Part of a data file
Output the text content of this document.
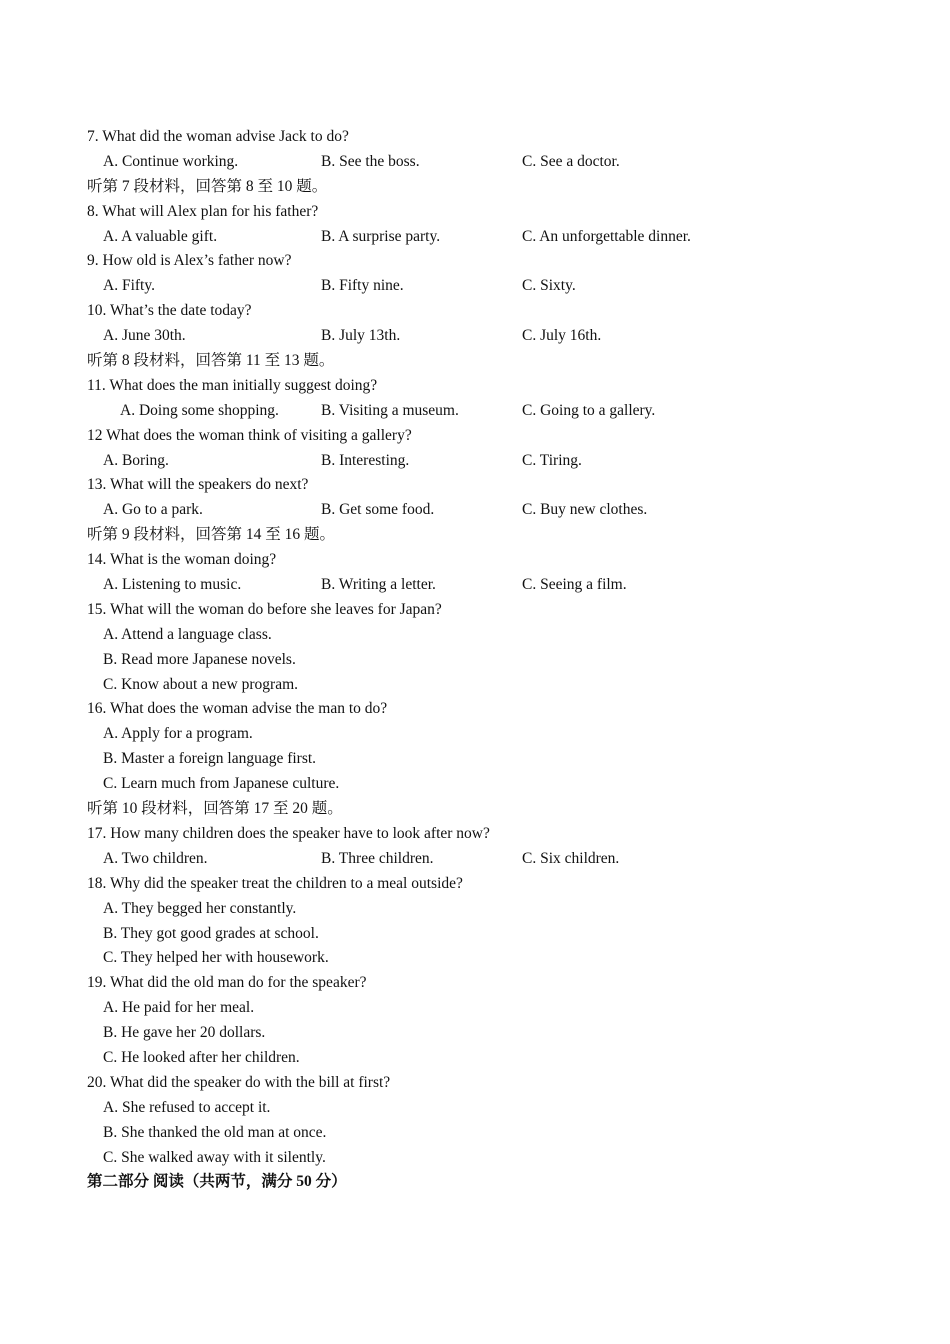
7. What did the woman advise Jack to do?
A. Continue working.	B. See the boss.	C. See a doctor.
听第 7 段材料，回答第 8 至 10 题。
8. What will Alex plan for his father?
A. A valuable gift.	B. A surprise party.	C. An unforgettable dinner.
9. How old is Alex’s father now?
A. Fifty.	B. Fifty nine.	C. Sixty.
10. What’s the date today?
A. June 30th.	B. July 13th.	C. July 16th.
听第 8 段材料，回答第 11 至 13 题。
11. What does the man initially suggest doing?
A. Doing some shopping.	B. Visiting a museum.	C. Going to a gallery.
12 What does the woman think of visiting a gallery?
A. Boring.	B. Interesting.	C. Tiring.
13. What will the speakers do next?
A. Go to a park.	B. Get some food.	C. Buy new clothes.
听第 9 段材料，回答第 14 至 16 题。
14. What is the woman doing?
A. Listening to music.	B. Writing a letter.	C. Seeing a film.
15. What will the woman do before she leaves for Japan?
A. Attend a language class.
B. Read more Japanese novels.
C. Know about a new program.
16. What does the woman advise the man to do?
A. Apply for a program.
B. Master a foreign language first.
C. Learn much from Japanese culture.
听第 10 段材料，回答第 17 至 20 题。
17. How many children does the speaker have to look after now?
A. Two children.	B. Three children.	C. Six children.
18. Why did the speaker treat the children to a meal outside?
A. They begged her constantly.
B. They got good grades at school.
C. They helped her with housework.
19. What did the old man do for the speaker?
A. He paid for her meal.
B. He gave her 20 dollars.
C. He looked after her children.
20. What did the speaker do with the bill at first?
A. She refused to accept it.
B. She thanked the old man at once.
C. She walked away with it silently.
第二部分 阅读（共两节，满分 50 分）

**SET EXERCISE**
Would you set down the listing exactly, omitting pictures?

**EXPECTED OUTPUT**
Output the text content of this document.
7. What did the woman advise Jack to do?
A. Continue working.	B. See the boss.	C. See a doctor.
听第 7 段材料，回答第 8 至 10 题。
8. What will Alex plan for his father?
A. A valuable gift.	B. A surprise party.	C. An unforgettable dinner.
9. How old is Alex’s father now?
A. Fifty.	B. Fifty nine.	C. Sixty.
10. What’s the date today?
A. June 30th.	B. July 13th.	C. July 16th.
听第 8 段材料，回答第 11 至 13 题。
11. What does the man initially suggest doing?
A. Doing some shopping.	B. Visiting a museum.	C. Going to a gallery.
12 What does the woman think of visiting a gallery?
A. Boring.	B. Interesting.	C. Tiring.
13. What will the speakers do next?
A. Go to a park.	B. Get some food.	C. Buy new clothes.
听第 9 段材料，回答第 14 至 16 题。
14. What is the woman doing?
A. Listening to music.	B. Writing a letter.	C. Seeing a film.
15. What will the woman do before she leaves for Japan?
A. Attend a language class.
B. Read more Japanese novels.
C. Know about a new program.
16. What does the woman advise the man to do?
A. Apply for a program.
B. Master a foreign language first.
C. Learn much from Japanese culture.
听第 10 段材料，回答第 17 至 20 题。
17. How many children does the speaker have to look after now?
A. Two children.	B. Three children.	C. Six children.
18. Why did the speaker treat the children to a meal outside?
A. They begged her constantly.
B. They got good grades at school.
C. They helped her with housework.
19. What did the old man do for the speaker?
A. He paid for her meal.
B. He gave her 20 dollars.
C. He looked after her children.
20. What did the speaker do with the bill at first?
A. She refused to accept it.
B. She thanked the old man at once.
C. She walked away with it silently.
第二部分 阅读（共两节，满分 50 分）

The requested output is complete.